- [Required work] Print the listing below in its entirety, character for character.
[BEGIN]
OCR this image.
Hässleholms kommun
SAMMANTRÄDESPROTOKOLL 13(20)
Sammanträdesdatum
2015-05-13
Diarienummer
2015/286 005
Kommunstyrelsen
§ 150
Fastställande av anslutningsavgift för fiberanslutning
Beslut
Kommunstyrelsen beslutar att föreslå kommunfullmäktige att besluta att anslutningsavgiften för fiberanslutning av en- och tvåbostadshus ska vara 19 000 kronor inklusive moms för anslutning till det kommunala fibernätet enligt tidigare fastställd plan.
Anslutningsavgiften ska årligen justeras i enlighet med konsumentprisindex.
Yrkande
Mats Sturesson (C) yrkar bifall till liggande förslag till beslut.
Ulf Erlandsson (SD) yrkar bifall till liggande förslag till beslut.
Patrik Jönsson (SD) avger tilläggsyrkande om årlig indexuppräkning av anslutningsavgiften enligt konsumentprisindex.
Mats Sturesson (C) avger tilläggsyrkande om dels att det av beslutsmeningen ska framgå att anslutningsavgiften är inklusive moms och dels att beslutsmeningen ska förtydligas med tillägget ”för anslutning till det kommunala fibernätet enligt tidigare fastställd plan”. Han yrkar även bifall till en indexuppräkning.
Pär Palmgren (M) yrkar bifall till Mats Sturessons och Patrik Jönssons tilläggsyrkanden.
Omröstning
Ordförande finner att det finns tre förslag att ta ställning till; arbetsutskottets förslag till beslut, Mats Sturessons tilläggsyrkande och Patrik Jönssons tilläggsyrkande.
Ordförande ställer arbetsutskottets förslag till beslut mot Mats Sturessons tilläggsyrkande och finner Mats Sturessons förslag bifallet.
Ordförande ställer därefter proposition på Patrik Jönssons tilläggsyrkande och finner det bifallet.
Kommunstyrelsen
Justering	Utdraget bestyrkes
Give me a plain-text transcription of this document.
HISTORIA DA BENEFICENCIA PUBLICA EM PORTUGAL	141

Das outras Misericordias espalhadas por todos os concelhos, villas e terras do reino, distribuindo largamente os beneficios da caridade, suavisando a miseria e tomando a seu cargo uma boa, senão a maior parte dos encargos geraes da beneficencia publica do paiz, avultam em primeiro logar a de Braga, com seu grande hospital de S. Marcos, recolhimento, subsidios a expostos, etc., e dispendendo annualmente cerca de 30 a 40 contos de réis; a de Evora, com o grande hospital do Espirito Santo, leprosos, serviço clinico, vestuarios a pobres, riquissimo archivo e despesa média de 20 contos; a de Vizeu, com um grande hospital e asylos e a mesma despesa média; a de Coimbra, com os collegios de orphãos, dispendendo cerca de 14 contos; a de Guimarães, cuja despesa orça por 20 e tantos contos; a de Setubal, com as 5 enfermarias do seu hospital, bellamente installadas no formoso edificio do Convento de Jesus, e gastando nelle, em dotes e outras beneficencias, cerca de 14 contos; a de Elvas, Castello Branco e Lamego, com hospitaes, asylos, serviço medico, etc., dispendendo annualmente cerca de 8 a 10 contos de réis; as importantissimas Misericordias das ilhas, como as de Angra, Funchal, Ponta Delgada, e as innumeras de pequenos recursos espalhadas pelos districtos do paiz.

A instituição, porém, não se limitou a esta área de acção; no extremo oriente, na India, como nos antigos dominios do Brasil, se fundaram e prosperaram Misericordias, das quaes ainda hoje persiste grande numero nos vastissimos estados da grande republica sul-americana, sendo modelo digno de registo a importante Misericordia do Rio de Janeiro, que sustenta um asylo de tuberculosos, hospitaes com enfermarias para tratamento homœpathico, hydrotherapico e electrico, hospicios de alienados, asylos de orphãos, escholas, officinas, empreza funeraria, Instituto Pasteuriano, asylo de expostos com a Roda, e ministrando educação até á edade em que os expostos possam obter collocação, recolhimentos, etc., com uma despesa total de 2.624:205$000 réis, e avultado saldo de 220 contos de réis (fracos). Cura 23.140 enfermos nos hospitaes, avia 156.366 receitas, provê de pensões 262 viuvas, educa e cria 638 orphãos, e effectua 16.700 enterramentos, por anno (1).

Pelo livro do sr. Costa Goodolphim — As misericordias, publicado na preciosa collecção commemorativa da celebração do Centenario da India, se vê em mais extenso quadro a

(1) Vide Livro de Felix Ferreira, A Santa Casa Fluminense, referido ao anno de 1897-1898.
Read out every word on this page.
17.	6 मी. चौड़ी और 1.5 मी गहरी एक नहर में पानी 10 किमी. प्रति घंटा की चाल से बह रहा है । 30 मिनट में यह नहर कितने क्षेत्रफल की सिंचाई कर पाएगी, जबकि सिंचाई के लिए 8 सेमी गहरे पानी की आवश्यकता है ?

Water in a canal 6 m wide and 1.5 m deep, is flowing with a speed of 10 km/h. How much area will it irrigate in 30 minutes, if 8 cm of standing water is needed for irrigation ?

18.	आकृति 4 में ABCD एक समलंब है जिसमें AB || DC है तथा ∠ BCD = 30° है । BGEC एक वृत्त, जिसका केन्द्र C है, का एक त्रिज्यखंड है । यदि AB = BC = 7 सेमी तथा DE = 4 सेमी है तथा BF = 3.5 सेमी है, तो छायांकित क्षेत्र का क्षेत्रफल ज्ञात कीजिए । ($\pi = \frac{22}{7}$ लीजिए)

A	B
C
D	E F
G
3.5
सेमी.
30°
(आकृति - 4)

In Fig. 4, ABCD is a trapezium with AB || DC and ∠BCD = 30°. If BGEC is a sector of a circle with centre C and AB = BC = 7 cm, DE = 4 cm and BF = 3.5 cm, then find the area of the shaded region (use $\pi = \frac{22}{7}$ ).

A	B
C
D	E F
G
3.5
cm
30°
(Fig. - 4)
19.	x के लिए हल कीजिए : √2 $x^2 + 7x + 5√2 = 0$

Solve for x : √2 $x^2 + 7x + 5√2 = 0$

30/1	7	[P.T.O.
[END]
- [Final result]
OCR this image.
Hässleholms kommun
SAMMANTRÄDESPROTOKOLL 13(20)
Sammanträdesdatum
2015-05-13
Diarienummer
2015/286 005
Kommunstyrelsen
§ 150
Fastställande av anslutningsavgift för fiberanslutning
Beslut
Kommunstyrelsen beslutar att föreslå kommunfullmäktige att besluta att anslutningsavgiften för fiberanslutning av en- och tvåbostadshus ska vara 19 000 kronor inklusive moms för anslutning till det kommunala fibernätet enligt tidigare fastställd plan.
Anslutningsavgiften ska årligen justeras i enlighet med konsumentprisindex.
Yrkande
Mats Sturesson (C) yrkar bifall till liggande förslag till beslut.
Ulf Erlandsson (SD) yrkar bifall till liggande förslag till beslut.
Patrik Jönsson (SD) avger tilläggsyrkande om årlig indexuppräkning av anslutningsavgiften enligt konsumentprisindex.
Mats Sturesson (C) avger tilläggsyrkande om dels att det av beslutsmeningen ska framgå att anslutningsavgiften är inklusive moms och dels att beslutsmeningen ska förtydligas med tillägget ”för anslutning till det kommunala fibernätet enligt tidigare fastställd plan”. Han yrkar även bifall till en indexuppräkning.
Pär Palmgren (M) yrkar bifall till Mats Sturessons och Patrik Jönssons tilläggsyrkanden.
Omröstning
Ordförande finner att det finns tre förslag att ta ställning till; arbetsutskottets förslag till beslut, Mats Sturessons tilläggsyrkande och Patrik Jönssons tilläggsyrkande.
Ordförande ställer arbetsutskottets förslag till beslut mot Mats Sturessons tilläggsyrkande och finner Mats Sturessons förslag bifallet.
Ordförande ställer därefter proposition på Patrik Jönssons tilläggsyrkande och finner det bifallet.
Kommunstyrelsen
Justering	Utdraget bestyrkes
Give me a plain-text transcription of this document.
HISTORIA DA BENEFICENCIA PUBLICA EM PORTUGAL	141

Das outras Misericordias espalhadas por todos os concelhos, villas e terras do reino, distribuindo largamente os beneficios da caridade, suavisando a miseria e tomando a seu cargo uma boa, senão a maior parte dos encargos geraes da beneficencia publica do paiz, avultam em primeiro logar a de Braga, com seu grande hospital de S. Marcos, recolhimento, subsidios a expostos, etc., e dispendendo annualmente cerca de 30 a 40 contos de réis; a de Evora, com o grande hospital do Espirito Santo, leprosos, serviço clinico, vestuarios a pobres, riquissimo archivo e despesa média de 20 contos; a de Vizeu, com um grande hospital e asylos e a mesma despesa média; a de Coimbra, com os collegios de orphãos, dispendendo cerca de 14 contos; a de Guimarães, cuja despesa orça por 20 e tantos contos; a de Setubal, com as 5 enfermarias do seu hospital, bellamente installadas no formoso edificio do Convento de Jesus, e gastando nelle, em dotes e outras beneficencias, cerca de 14 contos; a de Elvas, Castello Branco e Lamego, com hospitaes, asylos, serviço medico, etc., dispendendo annualmente cerca de 8 a 10 contos de réis; as importantissimas Misericordias das ilhas, como as de Angra, Funchal, Ponta Delgada, e as innumeras de pequenos recursos espalhadas pelos districtos do paiz.

A instituição, porém, não se limitou a esta área de acção; no extremo oriente, na India, como nos antigos dominios do Brasil, se fundaram e prosperaram Misericordias, das quaes ainda hoje persiste grande numero nos vastissimos estados da grande republica sul-americana, sendo modelo digno de registo a importante Misericordia do Rio de Janeiro, que sustenta um asylo de tuberculosos, hospitaes com enfermarias para tratamento homœpathico, hydrotherapico e electrico, hospicios de alienados, asylos de orphãos, escholas, officinas, empreza funeraria, Instituto Pasteuriano, asylo de expostos com a Roda, e ministrando educação até á edade em que os expostos possam obter collocação, recolhimentos, etc., com uma despesa total de 2.624:205$000 réis, e avultado saldo de 220 contos de réis (fracos). Cura 23.140 enfermos nos hospitaes, avia 156.366 receitas, provê de pensões 262 viuvas, educa e cria 638 orphãos, e effectua 16.700 enterramentos, por anno (1).

Pelo livro do sr. Costa Goodolphim — As misericordias, publicado na preciosa collecção commemorativa da celebração do Centenario da India, se vê em mais extenso quadro a

(1) Vide Livro de Felix Ferreira, A Santa Casa Fluminense, referido ao anno de 1897-1898.
Read out every word on this page.
17.	6 मी. चौड़ी और 1.5 मी गहरी एक नहर में पानी 10 किमी. प्रति घंटा की चाल से बह रहा है । 30 मिनट में यह नहर कितने क्षेत्रफल की सिंचाई कर पाएगी, जबकि सिंचाई के लिए 8 सेमी गहरे पानी की आवश्यकता है ?

Water in a canal 6 m wide and 1.5 m deep, is flowing with a speed of 10 km/h. How much area will it irrigate in 30 minutes, if 8 cm of standing water is needed for irrigation ?

18.	आकृति 4 में ABCD एक समलंब है जिसमें AB || DC है तथा ∠ BCD = 30° है । BGEC एक वृत्त, जिसका केन्द्र C है, का एक त्रिज्यखंड है । यदि AB = BC = 7 सेमी तथा DE = 4 सेमी है तथा BF = 3.5 सेमी है, तो छायांकित क्षेत्र का क्षेत्रफल ज्ञात कीजिए । ($\pi = \frac{22}{7}$ लीजिए)

A	B
C
D	E F
G
3.5
सेमी.
30°
(आकृति - 4)

In Fig. 4, ABCD is a trapezium with AB || DC and ∠BCD = 30°. If BGEC is a sector of a circle with centre C and AB = BC = 7 cm, DE = 4 cm and BF = 3.5 cm, then find the area of the shaded region (use $\pi = \frac{22}{7}$ ).

A	B
C
D	E F
G
3.5
cm
30°
(Fig. - 4)
19.	x के लिए हल कीजिए : √2 $x^2 + 7x + 5√2 = 0$

Solve for x : √2 $x^2 + 7x + 5√2 = 0$

30/1	7	[P.T.O.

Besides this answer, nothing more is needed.